Your task is to copy every record exactly.
__________________________________________________
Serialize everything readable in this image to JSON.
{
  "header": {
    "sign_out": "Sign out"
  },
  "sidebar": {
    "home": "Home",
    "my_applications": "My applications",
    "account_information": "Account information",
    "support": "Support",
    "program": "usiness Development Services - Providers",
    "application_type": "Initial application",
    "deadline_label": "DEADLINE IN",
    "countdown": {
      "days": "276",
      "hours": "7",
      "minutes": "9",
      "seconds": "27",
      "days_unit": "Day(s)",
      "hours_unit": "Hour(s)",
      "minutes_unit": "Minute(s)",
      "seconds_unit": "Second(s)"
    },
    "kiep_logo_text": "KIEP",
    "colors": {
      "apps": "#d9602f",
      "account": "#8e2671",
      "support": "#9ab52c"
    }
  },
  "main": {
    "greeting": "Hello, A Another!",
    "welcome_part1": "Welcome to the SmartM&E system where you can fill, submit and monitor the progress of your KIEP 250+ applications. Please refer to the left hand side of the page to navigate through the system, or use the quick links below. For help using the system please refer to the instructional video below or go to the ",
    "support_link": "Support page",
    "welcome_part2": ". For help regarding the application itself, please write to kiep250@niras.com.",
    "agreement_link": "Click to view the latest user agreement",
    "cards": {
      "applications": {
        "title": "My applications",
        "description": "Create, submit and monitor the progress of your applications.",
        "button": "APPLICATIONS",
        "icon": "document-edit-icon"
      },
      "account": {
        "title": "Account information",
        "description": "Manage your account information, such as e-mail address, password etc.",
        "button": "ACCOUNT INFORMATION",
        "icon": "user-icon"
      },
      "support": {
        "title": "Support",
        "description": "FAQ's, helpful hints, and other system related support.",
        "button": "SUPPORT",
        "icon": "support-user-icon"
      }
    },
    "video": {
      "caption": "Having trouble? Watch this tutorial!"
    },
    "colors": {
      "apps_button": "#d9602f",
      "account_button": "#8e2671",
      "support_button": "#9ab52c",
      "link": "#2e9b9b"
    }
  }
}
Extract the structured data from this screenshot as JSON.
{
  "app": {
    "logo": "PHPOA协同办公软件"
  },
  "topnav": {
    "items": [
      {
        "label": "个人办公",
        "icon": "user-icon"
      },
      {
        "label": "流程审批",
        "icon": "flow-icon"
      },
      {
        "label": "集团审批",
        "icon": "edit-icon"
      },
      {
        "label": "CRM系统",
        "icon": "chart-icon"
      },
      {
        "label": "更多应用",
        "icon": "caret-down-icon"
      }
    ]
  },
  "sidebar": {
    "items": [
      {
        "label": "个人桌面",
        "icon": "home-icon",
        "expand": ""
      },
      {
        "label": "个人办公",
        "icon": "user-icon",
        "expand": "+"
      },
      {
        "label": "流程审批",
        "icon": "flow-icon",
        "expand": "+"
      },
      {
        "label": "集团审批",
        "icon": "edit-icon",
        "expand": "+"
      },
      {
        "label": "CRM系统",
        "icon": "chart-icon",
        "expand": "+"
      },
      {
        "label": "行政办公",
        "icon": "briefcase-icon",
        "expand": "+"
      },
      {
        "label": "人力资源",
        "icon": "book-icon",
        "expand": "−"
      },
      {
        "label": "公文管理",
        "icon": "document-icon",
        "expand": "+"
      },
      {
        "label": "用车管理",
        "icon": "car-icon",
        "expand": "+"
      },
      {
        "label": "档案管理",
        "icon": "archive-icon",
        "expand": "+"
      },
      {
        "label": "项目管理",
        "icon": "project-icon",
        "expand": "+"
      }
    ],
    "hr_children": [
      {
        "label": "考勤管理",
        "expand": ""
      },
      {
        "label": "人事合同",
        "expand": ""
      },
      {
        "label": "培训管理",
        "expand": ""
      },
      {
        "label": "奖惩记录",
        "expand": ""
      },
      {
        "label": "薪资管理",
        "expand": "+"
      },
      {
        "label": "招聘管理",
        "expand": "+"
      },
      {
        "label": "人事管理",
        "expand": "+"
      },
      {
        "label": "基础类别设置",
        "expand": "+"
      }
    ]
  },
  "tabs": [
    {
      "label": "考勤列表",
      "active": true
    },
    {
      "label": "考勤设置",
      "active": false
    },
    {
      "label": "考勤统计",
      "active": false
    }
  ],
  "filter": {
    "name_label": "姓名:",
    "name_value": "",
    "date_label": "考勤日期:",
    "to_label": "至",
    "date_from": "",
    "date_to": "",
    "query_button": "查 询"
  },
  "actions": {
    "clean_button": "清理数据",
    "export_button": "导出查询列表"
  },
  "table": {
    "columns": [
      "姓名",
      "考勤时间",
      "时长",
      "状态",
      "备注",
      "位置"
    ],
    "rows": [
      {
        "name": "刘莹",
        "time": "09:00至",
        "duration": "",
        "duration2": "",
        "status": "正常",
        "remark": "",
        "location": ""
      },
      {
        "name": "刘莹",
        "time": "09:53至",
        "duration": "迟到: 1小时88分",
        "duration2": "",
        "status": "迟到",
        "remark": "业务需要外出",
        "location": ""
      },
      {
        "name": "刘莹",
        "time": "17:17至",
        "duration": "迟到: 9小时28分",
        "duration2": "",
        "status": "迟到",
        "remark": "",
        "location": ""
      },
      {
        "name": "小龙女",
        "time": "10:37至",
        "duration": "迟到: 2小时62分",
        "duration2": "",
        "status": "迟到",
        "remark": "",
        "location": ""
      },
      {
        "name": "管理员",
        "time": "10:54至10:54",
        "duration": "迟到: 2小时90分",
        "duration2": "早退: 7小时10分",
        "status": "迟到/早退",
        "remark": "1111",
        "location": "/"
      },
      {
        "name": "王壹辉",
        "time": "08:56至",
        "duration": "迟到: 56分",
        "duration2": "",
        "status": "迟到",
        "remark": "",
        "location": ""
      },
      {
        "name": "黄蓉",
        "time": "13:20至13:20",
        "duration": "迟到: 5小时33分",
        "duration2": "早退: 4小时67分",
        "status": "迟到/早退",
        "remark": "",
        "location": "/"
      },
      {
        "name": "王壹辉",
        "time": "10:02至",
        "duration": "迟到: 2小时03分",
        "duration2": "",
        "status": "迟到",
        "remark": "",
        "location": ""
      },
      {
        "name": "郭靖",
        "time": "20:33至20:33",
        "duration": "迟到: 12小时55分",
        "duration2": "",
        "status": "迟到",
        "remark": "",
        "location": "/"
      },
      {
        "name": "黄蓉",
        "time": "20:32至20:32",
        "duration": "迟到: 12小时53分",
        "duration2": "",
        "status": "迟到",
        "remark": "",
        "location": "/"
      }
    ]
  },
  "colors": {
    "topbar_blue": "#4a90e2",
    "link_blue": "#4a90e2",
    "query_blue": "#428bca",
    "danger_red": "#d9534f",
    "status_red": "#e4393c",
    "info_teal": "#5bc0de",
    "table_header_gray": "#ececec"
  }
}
__________________________________________________
RESPONSE TO THE TASK:
Serialize everything readable in this image to JSON.
{
  "header": {
    "sign_out": "Sign out"
  },
  "sidebar": {
    "home": "Home",
    "my_applications": "My applications",
    "account_information": "Account information",
    "support": "Support",
    "program": "usiness Development Services - Providers",
    "application_type": "Initial application",
    "deadline_label": "DEADLINE IN",
    "countdown": {
      "days": "276",
      "hours": "7",
      "minutes": "9",
      "seconds": "27",
      "days_unit": "Day(s)",
      "hours_unit": "Hour(s)",
      "minutes_unit": "Minute(s)",
      "seconds_unit": "Second(s)"
    },
    "kiep_logo_text": "KIEP",
    "colors": {
      "apps": "#d9602f",
      "account": "#8e2671",
      "support": "#9ab52c"
    }
  },
  "main": {
    "greeting": "Hello, A Another!",
    "welcome_part1": "Welcome to the SmartM&E system where you can fill, submit and monitor the progress of your KIEP 250+ applications. Please refer to the left hand side of the page to navigate through the system, or use the quick links below. For help using the system please refer to the instructional video below or go to the ",
    "support_link": "Support page",
    "welcome_part2": ". For help regarding the application itself, please write to kiep250@niras.com.",
    "agreement_link": "Click to view the latest user agreement",
    "cards": {
      "applications": {
        "title": "My applications",
        "description": "Create, submit and monitor the progress of your applications.",
        "button": "APPLICATIONS",
        "icon": "document-edit-icon"
      },
      "account": {
        "title": "Account information",
        "description": "Manage your account information, such as e-mail address, password etc.",
        "button": "ACCOUNT INFORMATION",
        "icon": "user-icon"
      },
      "support": {
        "title": "Support",
        "description": "FAQ's, helpful hints, and other system related support.",
        "button": "SUPPORT",
        "icon": "support-user-icon"
      }
    },
    "video": {
      "caption": "Having trouble? Watch this tutorial!"
    },
    "colors": {
      "apps_button": "#d9602f",
      "account_button": "#8e2671",
      "support_button": "#9ab52c",
      "link": "#2e9b9b"
    }
  }
}
Extract the structured data from this screenshot as JSON.
{
  "app": {
    "logo": "PHPOA协同办公软件"
  },
  "topnav": {
    "items": [
      {
        "label": "个人办公",
        "icon": "user-icon"
      },
      {
        "label": "流程审批",
        "icon": "flow-icon"
      },
      {
        "label": "集团审批",
        "icon": "edit-icon"
      },
      {
        "label": "CRM系统",
        "icon": "chart-icon"
      },
      {
        "label": "更多应用",
        "icon": "caret-down-icon"
      }
    ]
  },
  "sidebar": {
    "items": [
      {
        "label": "个人桌面",
        "icon": "home-icon",
        "expand": ""
      },
      {
        "label": "个人办公",
        "icon": "user-icon",
        "expand": "+"
      },
      {
        "label": "流程审批",
        "icon": "flow-icon",
        "expand": "+"
      },
      {
        "label": "集团审批",
        "icon": "edit-icon",
        "expand": "+"
      },
      {
        "label": "CRM系统",
        "icon": "chart-icon",
        "expand": "+"
      },
      {
        "label": "行政办公",
        "icon": "briefcase-icon",
        "expand": "+"
      },
      {
        "label": "人力资源",
        "icon": "book-icon",
        "expand": "−"
      },
      {
        "label": "公文管理",
        "icon": "document-icon",
        "expand": "+"
      },
      {
        "label": "用车管理",
        "icon": "car-icon",
        "expand": "+"
      },
      {
        "label": "档案管理",
        "icon": "archive-icon",
        "expand": "+"
      },
      {
        "label": "项目管理",
        "icon": "project-icon",
        "expand": "+"
      }
    ],
    "hr_children": [
      {
        "label": "考勤管理",
        "expand": ""
      },
      {
        "label": "人事合同",
        "expand": ""
      },
      {
        "label": "培训管理",
        "expand": ""
      },
      {
        "label": "奖惩记录",
        "expand": ""
      },
      {
        "label": "薪资管理",
        "expand": "+"
      },
      {
        "label": "招聘管理",
        "expand": "+"
      },
      {
        "label": "人事管理",
        "expand": "+"
      },
      {
        "label": "基础类别设置",
        "expand": "+"
      }
    ]
  },
  "tabs": [
    {
      "label": "考勤列表",
      "active": true
    },
    {
      "label": "考勤设置",
      "active": false
    },
    {
      "label": "考勤统计",
      "active": false
    }
  ],
  "filter": {
    "name_label": "姓名:",
    "name_value": "",
    "date_label": "考勤日期:",
    "to_label": "至",
    "date_from": "",
    "date_to": "",
    "query_button": "查 询"
  },
  "actions": {
    "clean_button": "清理数据",
    "export_button": "导出查询列表"
  },
  "table": {
    "columns": [
      "姓名",
      "考勤时间",
      "时长",
      "状态",
      "备注",
      "位置"
    ],
    "rows": [
      {
        "name": "刘莹",
        "time": "09:00至",
        "duration": "",
        "duration2": "",
        "status": "正常",
        "remark": "",
        "location": ""
      },
      {
        "name": "刘莹",
        "time": "09:53至",
        "duration": "迟到: 1小时88分",
        "duration2": "",
        "status": "迟到",
        "remark": "业务需要外出",
        "location": ""
      },
      {
        "name": "刘莹",
        "time": "17:17至",
        "duration": "迟到: 9小时28分",
        "duration2": "",
        "status": "迟到",
        "remark": "",
        "location": ""
      },
      {
        "name": "小龙女",
        "time": "10:37至",
        "duration": "迟到: 2小时62分",
        "duration2": "",
        "status": "迟到",
        "remark": "",
        "location": ""
      },
      {
        "name": "管理员",
        "time": "10:54至10:54",
        "duration": "迟到: 2小时90分",
        "duration2": "早退: 7小时10分",
        "status": "迟到/早退",
        "remark": "1111",
        "location": "/"
      },
      {
        "name": "王壹辉",
        "time": "08:56至",
        "duration": "迟到: 56分",
        "duration2": "",
        "status": "迟到",
        "remark": "",
        "location": ""
      },
      {
        "name": "黄蓉",
        "time": "13:20至13:20",
        "duration": "迟到: 5小时33分",
        "duration2": "早退: 4小时67分",
        "status": "迟到/早退",
        "remark": "",
        "location": "/"
      },
      {
        "name": "王壹辉",
        "time": "10:02至",
        "duration": "迟到: 2小时03分",
        "duration2": "",
        "status": "迟到",
        "remark": "",
        "location": ""
      },
      {
        "name": "郭靖",
        "time": "20:33至20:33",
        "duration": "迟到: 12小时55分",
        "duration2": "",
        "status": "迟到",
        "remark": "",
        "location": "/"
      },
      {
        "name": "黄蓉",
        "time": "20:32至20:32",
        "duration": "迟到: 12小时53分",
        "duration2": "",
        "status": "迟到",
        "remark": "",
        "location": "/"
      }
    ]
  },
  "colors": {
    "topbar_blue": "#4a90e2",
    "link_blue": "#4a90e2",
    "query_blue": "#428bca",
    "danger_red": "#d9534f",
    "status_red": "#e4393c",
    "info_teal": "#5bc0de",
    "table_header_gray": "#ececec"
  }
}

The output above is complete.